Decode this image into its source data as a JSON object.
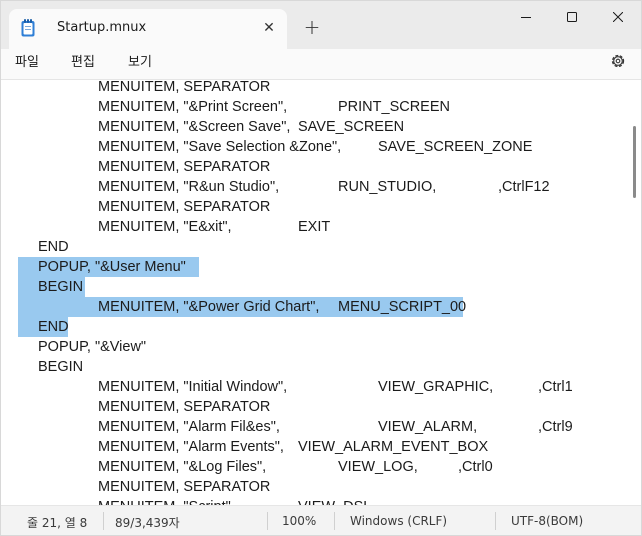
{
  "tab": {
    "title": "Startup.mnux",
    "close": "✕"
  },
  "titlebar": {
    "new_tab": "+"
  },
  "menu": {
    "file": "파일",
    "edit": "편집",
    "view": "보기"
  },
  "editor": {
    "lines": [
      "MENUITEM, SEPARATOR",
      "MENUITEM, \"&Print Screen\",",
      "PRINT_SCREEN",
      "MENUITEM, \"&Screen Save\",",
      "SAVE_SCREEN",
      "MENUITEM, \"Save Selection &Zone\",",
      "SAVE_SCREEN_ZONE",
      "MENUITEM, SEPARATOR",
      "MENUITEM, \"R&un Studio\",",
      "RUN_STUDIO,",
      ",CtrlF12",
      "MENUITEM, SEPARATOR",
      "MENUITEM, \"E&xit\",",
      "EXIT",
      "END",
      "POPUP, \"&User Menu\"",
      "BEGIN",
      "MENUITEM, \"&Power Grid Chart\",",
      "MENU_SCRIPT_00",
      "END",
      "POPUP, \"&View\"",
      "BEGIN",
      "MENUITEM, \"Initial Window\",",
      "VIEW_GRAPHIC,",
      ",Ctrl1",
      "MENUITEM, SEPARATOR",
      "MENUITEM, \"Alarm Fil&es\",",
      "VIEW_ALARM,",
      ",Ctrl9",
      "MENUITEM, \"Alarm Events\",",
      "VIEW_ALARM_EVENT_BOX",
      "MENUITEM, \"&Log Files\",",
      "VIEW_LOG,",
      ",Ctrl0",
      "MENUITEM, SEPARATOR",
      "MENUITEM, \"Script\",",
      "VIEW_DSL"
    ]
  },
  "status": {
    "position": "줄 21, 열 8",
    "chars": "89/3,439자",
    "zoom": "100%",
    "line_ending": "Windows (CRLF)",
    "encoding": "UTF-8(BOM)"
  }
}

============================================================

Write out every entry again word for word, without any of the pictures.

__Result for this task__
Decode this image into its source data as a JSON object.
{
  "tab": {
    "title": "Startup.mnux",
    "close": "✕"
  },
  "titlebar": {
    "new_tab": "+"
  },
  "menu": {
    "file": "파일",
    "edit": "편집",
    "view": "보기"
  },
  "editor": {
    "lines": [
      "MENUITEM, SEPARATOR",
      "MENUITEM, \"&Print Screen\",",
      "PRINT_SCREEN",
      "MENUITEM, \"&Screen Save\",",
      "SAVE_SCREEN",
      "MENUITEM, \"Save Selection &Zone\",",
      "SAVE_SCREEN_ZONE",
      "MENUITEM, SEPARATOR",
      "MENUITEM, \"R&un Studio\",",
      "RUN_STUDIO,",
      ",CtrlF12",
      "MENUITEM, SEPARATOR",
      "MENUITEM, \"E&xit\",",
      "EXIT",
      "END",
      "POPUP, \"&User Menu\"",
      "BEGIN",
      "MENUITEM, \"&Power Grid Chart\",",
      "MENU_SCRIPT_00",
      "END",
      "POPUP, \"&View\"",
      "BEGIN",
      "MENUITEM, \"Initial Window\",",
      "VIEW_GRAPHIC,",
      ",Ctrl1",
      "MENUITEM, SEPARATOR",
      "MENUITEM, \"Alarm Fil&es\",",
      "VIEW_ALARM,",
      ",Ctrl9",
      "MENUITEM, \"Alarm Events\",",
      "VIEW_ALARM_EVENT_BOX",
      "MENUITEM, \"&Log Files\",",
      "VIEW_LOG,",
      ",Ctrl0",
      "MENUITEM, SEPARATOR",
      "MENUITEM, \"Script\",",
      "VIEW_DSL"
    ]
  },
  "status": {
    "position": "줄 21, 열 8",
    "chars": "89/3,439자",
    "zoom": "100%",
    "line_ending": "Windows (CRLF)",
    "encoding": "UTF-8(BOM)"
  }
}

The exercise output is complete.